■ **Dataset records**
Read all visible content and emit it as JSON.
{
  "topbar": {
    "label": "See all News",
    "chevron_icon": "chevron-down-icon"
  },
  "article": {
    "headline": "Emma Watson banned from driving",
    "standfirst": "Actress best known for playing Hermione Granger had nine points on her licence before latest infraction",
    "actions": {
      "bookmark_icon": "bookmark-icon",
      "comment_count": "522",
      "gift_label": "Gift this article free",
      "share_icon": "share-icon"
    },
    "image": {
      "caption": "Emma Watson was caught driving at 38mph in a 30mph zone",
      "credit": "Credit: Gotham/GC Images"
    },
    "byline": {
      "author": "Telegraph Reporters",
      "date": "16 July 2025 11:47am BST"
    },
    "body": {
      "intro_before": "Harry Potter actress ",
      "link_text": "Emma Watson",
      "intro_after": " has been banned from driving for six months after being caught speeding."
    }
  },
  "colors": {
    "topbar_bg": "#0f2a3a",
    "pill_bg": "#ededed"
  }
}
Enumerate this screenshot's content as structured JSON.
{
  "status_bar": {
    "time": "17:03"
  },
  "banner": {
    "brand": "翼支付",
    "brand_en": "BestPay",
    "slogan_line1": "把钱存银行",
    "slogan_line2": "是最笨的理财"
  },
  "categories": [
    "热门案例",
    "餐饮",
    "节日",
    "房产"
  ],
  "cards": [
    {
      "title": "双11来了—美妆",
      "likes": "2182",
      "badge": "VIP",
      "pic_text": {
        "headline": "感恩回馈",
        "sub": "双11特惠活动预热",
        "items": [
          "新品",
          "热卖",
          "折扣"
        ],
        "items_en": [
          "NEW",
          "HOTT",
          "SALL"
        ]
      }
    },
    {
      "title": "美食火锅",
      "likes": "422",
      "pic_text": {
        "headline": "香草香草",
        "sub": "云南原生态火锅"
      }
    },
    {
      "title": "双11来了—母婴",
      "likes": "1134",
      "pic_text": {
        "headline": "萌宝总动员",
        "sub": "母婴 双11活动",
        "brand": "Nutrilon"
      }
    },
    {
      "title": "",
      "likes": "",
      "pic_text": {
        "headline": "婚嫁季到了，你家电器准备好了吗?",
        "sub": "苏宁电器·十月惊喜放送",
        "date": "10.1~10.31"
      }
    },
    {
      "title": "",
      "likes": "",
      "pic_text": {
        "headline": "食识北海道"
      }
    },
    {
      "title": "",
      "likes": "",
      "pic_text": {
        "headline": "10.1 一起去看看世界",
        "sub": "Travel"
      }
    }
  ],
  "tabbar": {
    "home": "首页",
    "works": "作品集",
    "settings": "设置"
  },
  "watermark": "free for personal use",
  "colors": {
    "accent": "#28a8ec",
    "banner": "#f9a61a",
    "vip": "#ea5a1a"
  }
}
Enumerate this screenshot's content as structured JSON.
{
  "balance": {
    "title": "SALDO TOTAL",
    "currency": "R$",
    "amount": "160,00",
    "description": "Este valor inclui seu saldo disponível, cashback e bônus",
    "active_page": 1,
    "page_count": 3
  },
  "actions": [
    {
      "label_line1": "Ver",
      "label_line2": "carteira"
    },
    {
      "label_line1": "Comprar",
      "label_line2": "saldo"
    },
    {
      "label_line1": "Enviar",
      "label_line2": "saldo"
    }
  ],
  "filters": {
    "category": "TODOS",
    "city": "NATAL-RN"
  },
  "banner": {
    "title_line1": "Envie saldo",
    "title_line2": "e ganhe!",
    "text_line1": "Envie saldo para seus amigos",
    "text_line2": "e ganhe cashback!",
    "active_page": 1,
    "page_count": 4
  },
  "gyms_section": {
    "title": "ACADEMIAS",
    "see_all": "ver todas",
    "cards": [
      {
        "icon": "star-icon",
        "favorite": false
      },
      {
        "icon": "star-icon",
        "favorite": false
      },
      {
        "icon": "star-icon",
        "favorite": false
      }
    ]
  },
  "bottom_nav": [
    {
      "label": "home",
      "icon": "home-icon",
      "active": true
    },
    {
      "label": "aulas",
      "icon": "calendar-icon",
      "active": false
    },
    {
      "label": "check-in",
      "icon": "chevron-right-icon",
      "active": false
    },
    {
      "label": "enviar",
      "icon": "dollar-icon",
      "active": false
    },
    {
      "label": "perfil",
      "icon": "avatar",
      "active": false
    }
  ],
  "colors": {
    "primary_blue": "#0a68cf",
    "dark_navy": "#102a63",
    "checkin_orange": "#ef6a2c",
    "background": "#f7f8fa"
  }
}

■ **Objective**
Reproduce every line of the listing above in which the string "Watson" appears.

■ **Solution for this task**
    "headline": "Emma Watson banned from driving",
      "caption": "Emma Watson was caught driving at 38mph in a 30mph zone",
      "link_text": "Emma Watson",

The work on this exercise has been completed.